## EXERCISE INSTRUCTIONS
Exclude the pictures, then repeat the remaining data exactly.
>> Begin EXERCISE MATERIAL
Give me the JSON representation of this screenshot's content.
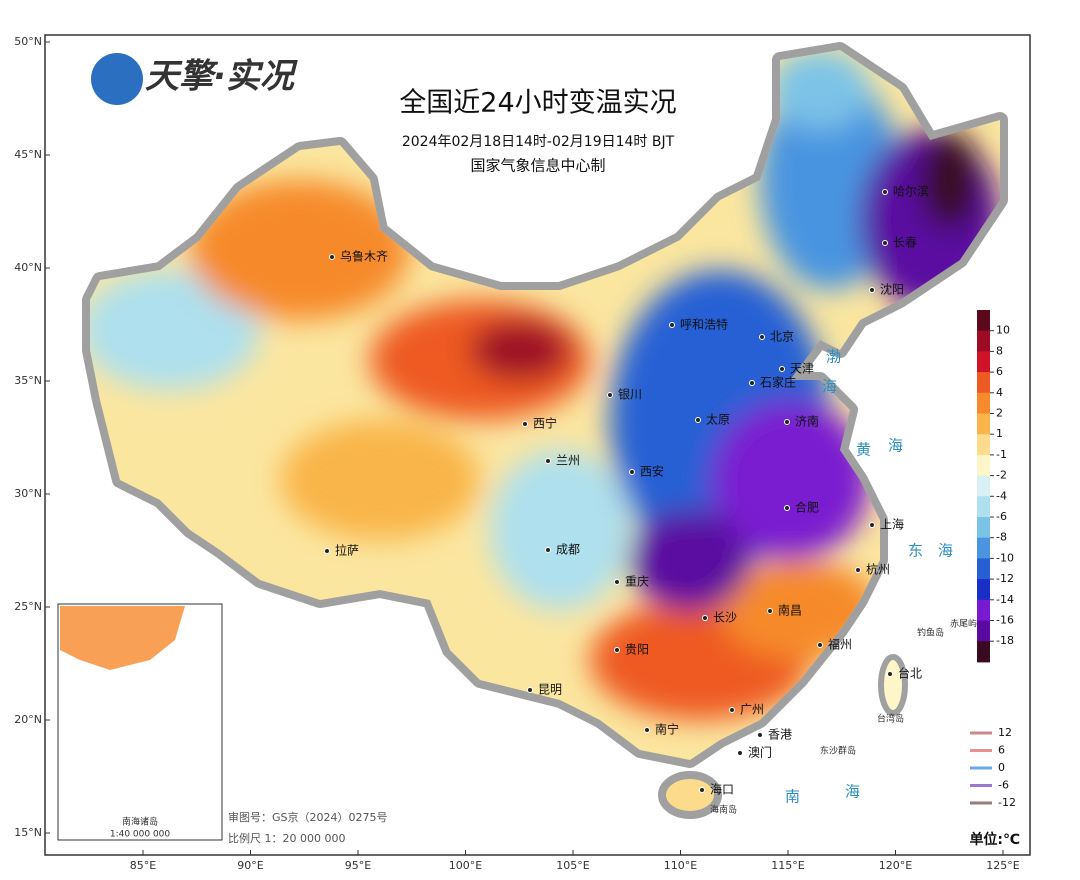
{
  "header": {
    "logo": "天擎·实况",
    "title": "全国近24小时变温实况",
    "subtitle": "2024年02月18日14时-02月19日14时  BJT",
    "credit": "国家气象信息中心制"
  },
  "axes": {
    "lat_ticks": [
      {
        "value": 50,
        "label": "50°N"
      },
      {
        "value": 45,
        "label": "45°N"
      },
      {
        "value": 40,
        "label": "40°N"
      },
      {
        "value": 35,
        "label": "35°N"
      },
      {
        "value": 30,
        "label": "30°N"
      },
      {
        "value": 25,
        "label": "25°N"
      },
      {
        "value": 20,
        "label": "20°N"
      },
      {
        "value": 15,
        "label": "15°N"
      }
    ],
    "lon_ticks": [
      {
        "value": 85,
        "label": "85°E"
      },
      {
        "value": 90,
        "label": "90°E"
      },
      {
        "value": 95,
        "label": "95°E"
      },
      {
        "value": 100,
        "label": "100°E"
      },
      {
        "value": 105,
        "label": "105°E"
      },
      {
        "value": 110,
        "label": "110°E"
      },
      {
        "value": 115,
        "label": "115°E"
      },
      {
        "value": 120,
        "label": "120°E"
      },
      {
        "value": 125,
        "label": "125°E"
      }
    ]
  },
  "legend": {
    "ticks": [
      10,
      8,
      6,
      4,
      2,
      1,
      -1,
      -2,
      -4,
      -6,
      -8,
      -10,
      -12,
      -14,
      -16,
      -18
    ],
    "colors": [
      "#5c0a1a",
      "#9e0b26",
      "#d1132a",
      "#ee5a24",
      "#f68a2c",
      "#f9b54a",
      "#fcdc8c",
      "#fef6c8",
      "#d9f0f4",
      "#aee0ee",
      "#7cc3e8",
      "#4a94e0",
      "#2660d4",
      "#1a2fc8",
      "#7a1ad0",
      "#5a0aa0",
      "#3a0a20"
    ],
    "unit": "单位:℃"
  },
  "contour_legend": [
    {
      "value": 12,
      "color": "#c98a8a"
    },
    {
      "value": 6,
      "color": "#e89090"
    },
    {
      "value": 0,
      "color": "#6aa8e8"
    },
    {
      "value": -6,
      "color": "#9a7ad0"
    },
    {
      "value": -12,
      "color": "#9a7a7a"
    }
  ],
  "cities": [
    "乌鲁木齐",
    "哈尔滨",
    "长春",
    "沈阳",
    "呼和浩特",
    "北京",
    "天津",
    "石家庄",
    "太原",
    "济南",
    "银川",
    "西宁",
    "兰州",
    "西安",
    "合肥",
    "上海",
    "杭州",
    "成都",
    "重庆",
    "拉萨",
    "长沙",
    "南昌",
    "贵阳",
    "福州",
    "台北",
    "昆明",
    "南宁",
    "广州",
    "香港",
    "澳门",
    "海口",
    "钓鱼岛",
    "赤尾屿",
    "东沙群岛",
    "台湾岛",
    "海南岛"
  ],
  "seas": [
    "渤",
    "海",
    "黄",
    "海",
    "东",
    "海",
    "南",
    "海"
  ],
  "inset": {
    "title": "南海诸岛",
    "scale": "1:40 000 000"
  },
  "footer": {
    "approval": "审图号：GS京（2024）0275号",
    "scale": "比例尺 1：20 000 000"
  }
}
>> End EXERCISE MATERIAL
## SOLUTION FOR THIS EXERCISE
Give me the JSON representation of this screenshot's content.
{
  "header": {
    "logo": "天擎·实况",
    "title": "全国近24小时变温实况",
    "subtitle": "2024年02月18日14时-02月19日14时  BJT",
    "credit": "国家气象信息中心制"
  },
  "axes": {
    "lat_ticks": [
      {
        "value": 50,
        "label": "50°N"
      },
      {
        "value": 45,
        "label": "45°N"
      },
      {
        "value": 40,
        "label": "40°N"
      },
      {
        "value": 35,
        "label": "35°N"
      },
      {
        "value": 30,
        "label": "30°N"
      },
      {
        "value": 25,
        "label": "25°N"
      },
      {
        "value": 20,
        "label": "20°N"
      },
      {
        "value": 15,
        "label": "15°N"
      }
    ],
    "lon_ticks": [
      {
        "value": 85,
        "label": "85°E"
      },
      {
        "value": 90,
        "label": "90°E"
      },
      {
        "value": 95,
        "label": "95°E"
      },
      {
        "value": 100,
        "label": "100°E"
      },
      {
        "value": 105,
        "label": "105°E"
      },
      {
        "value": 110,
        "label": "110°E"
      },
      {
        "value": 115,
        "label": "115°E"
      },
      {
        "value": 120,
        "label": "120°E"
      },
      {
        "value": 125,
        "label": "125°E"
      }
    ]
  },
  "legend": {
    "ticks": [
      10,
      8,
      6,
      4,
      2,
      1,
      -1,
      -2,
      -4,
      -6,
      -8,
      -10,
      -12,
      -14,
      -16,
      -18
    ],
    "colors": [
      "#5c0a1a",
      "#9e0b26",
      "#d1132a",
      "#ee5a24",
      "#f68a2c",
      "#f9b54a",
      "#fcdc8c",
      "#fef6c8",
      "#d9f0f4",
      "#aee0ee",
      "#7cc3e8",
      "#4a94e0",
      "#2660d4",
      "#1a2fc8",
      "#7a1ad0",
      "#5a0aa0",
      "#3a0a20"
    ],
    "unit": "单位:℃"
  },
  "contour_legend": [
    {
      "value": 12,
      "color": "#c98a8a"
    },
    {
      "value": 6,
      "color": "#e89090"
    },
    {
      "value": 0,
      "color": "#6aa8e8"
    },
    {
      "value": -6,
      "color": "#9a7ad0"
    },
    {
      "value": -12,
      "color": "#9a7a7a"
    }
  ],
  "cities": [
    "乌鲁木齐",
    "哈尔滨",
    "长春",
    "沈阳",
    "呼和浩特",
    "北京",
    "天津",
    "石家庄",
    "太原",
    "济南",
    "银川",
    "西宁",
    "兰州",
    "西安",
    "合肥",
    "上海",
    "杭州",
    "成都",
    "重庆",
    "拉萨",
    "长沙",
    "南昌",
    "贵阳",
    "福州",
    "台北",
    "昆明",
    "南宁",
    "广州",
    "香港",
    "澳门",
    "海口",
    "钓鱼岛",
    "赤尾屿",
    "东沙群岛",
    "台湾岛",
    "海南岛"
  ],
  "seas": [
    "渤",
    "海",
    "黄",
    "海",
    "东",
    "海",
    "南",
    "海"
  ],
  "inset": {
    "title": "南海诸岛",
    "scale": "1:40 000 000"
  },
  "footer": {
    "approval": "审图号：GS京（2024）0275号",
    "scale": "比例尺 1：20 000 000"
  }
}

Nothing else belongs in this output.